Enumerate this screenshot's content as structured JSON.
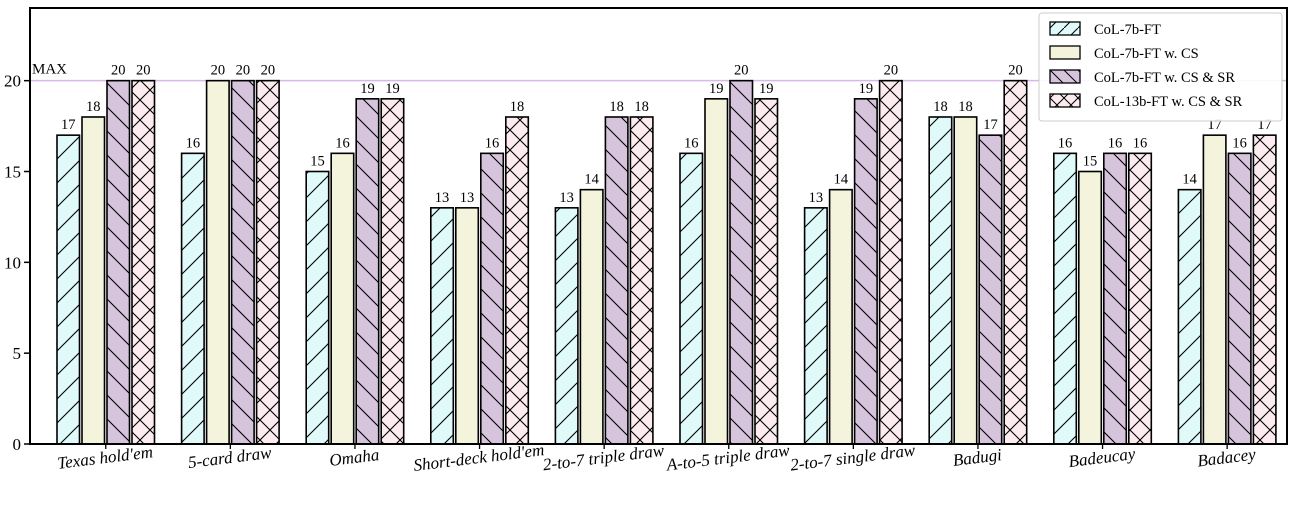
{
  "chart_data": {
    "type": "bar",
    "categories": [
      "Texas hold'em",
      "5-card draw",
      "Omaha",
      "Short-deck hold'em",
      "2-to-7 triple draw",
      "A-to-5 triple draw",
      "2-to-7 single draw",
      "Badugi",
      "Badeucay",
      "Badacey"
    ],
    "series": [
      {
        "name": "CoL-7b-FT",
        "values": [
          17,
          16,
          15,
          13,
          13,
          16,
          13,
          18,
          16,
          14
        ],
        "color": "#e0fafa",
        "hatch": "fwd"
      },
      {
        "name": "CoL-7b-FT w. CS",
        "values": [
          18,
          20,
          16,
          13,
          14,
          19,
          14,
          18,
          15,
          17
        ],
        "color": "#f4f4dc",
        "hatch": "none"
      },
      {
        "name": "CoL-7b-FT w. CS & SR",
        "values": [
          20,
          20,
          19,
          16,
          18,
          20,
          19,
          17,
          16,
          16
        ],
        "color": "#d6c4dc",
        "hatch": "back"
      },
      {
        "name": "CoL-13b-FT w. CS & SR",
        "values": [
          20,
          20,
          19,
          18,
          18,
          19,
          20,
          20,
          16,
          17
        ],
        "color": "#fcecef",
        "hatch": "cross"
      }
    ],
    "yticks": [
      0,
      5,
      10,
      15,
      20
    ],
    "ylim": [
      0,
      24
    ],
    "reference_line": {
      "value": 20,
      "label": "MAX",
      "color": "#d8b8e6"
    },
    "legend_position": "top-right"
  }
}
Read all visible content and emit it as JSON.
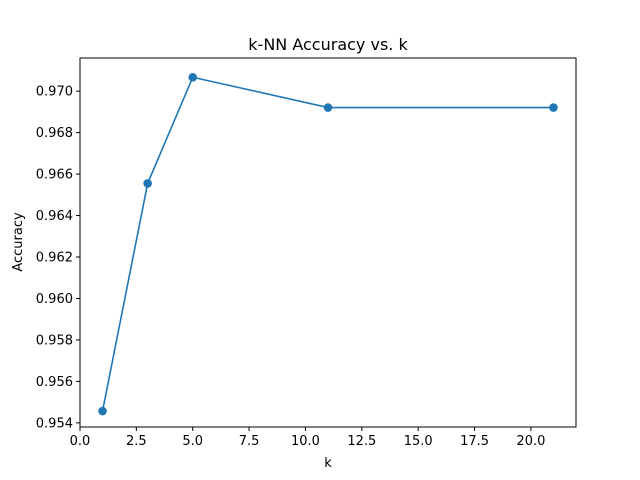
{
  "chart_data": {
    "type": "line",
    "title": "k-NN Accuracy vs. k",
    "xlabel": "k",
    "ylabel": "Accuracy",
    "x": [
      1,
      3,
      5,
      11,
      21
    ],
    "series": [
      {
        "values": [
          0.95457,
          0.96555,
          0.97067,
          0.96921,
          0.96921
        ]
      }
    ],
    "xlim": [
      0.0,
      22.0
    ],
    "ylim": [
      0.9538,
      0.9716
    ],
    "xticks": [
      0.0,
      2.5,
      5.0,
      7.5,
      10.0,
      12.5,
      15.0,
      17.5,
      20.0
    ],
    "xtick_labels": [
      "0.0",
      "2.5",
      "5.0",
      "7.5",
      "10.0",
      "12.5",
      "15.0",
      "17.5",
      "20.0"
    ],
    "yticks": [
      0.954,
      0.956,
      0.958,
      0.96,
      0.962,
      0.964,
      0.966,
      0.968,
      0.97
    ],
    "ytick_labels": [
      "0.954",
      "0.956",
      "0.958",
      "0.960",
      "0.962",
      "0.964",
      "0.966",
      "0.968",
      "0.970"
    ],
    "grid": false,
    "marker": "circle",
    "line_color": "#1f77b4"
  }
}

· · · · ·

Search the records for the word "JSON", then list every line that has it.

Enumerate this screenshot's content as structured JSON.
Read all visible content and emit it as JSON.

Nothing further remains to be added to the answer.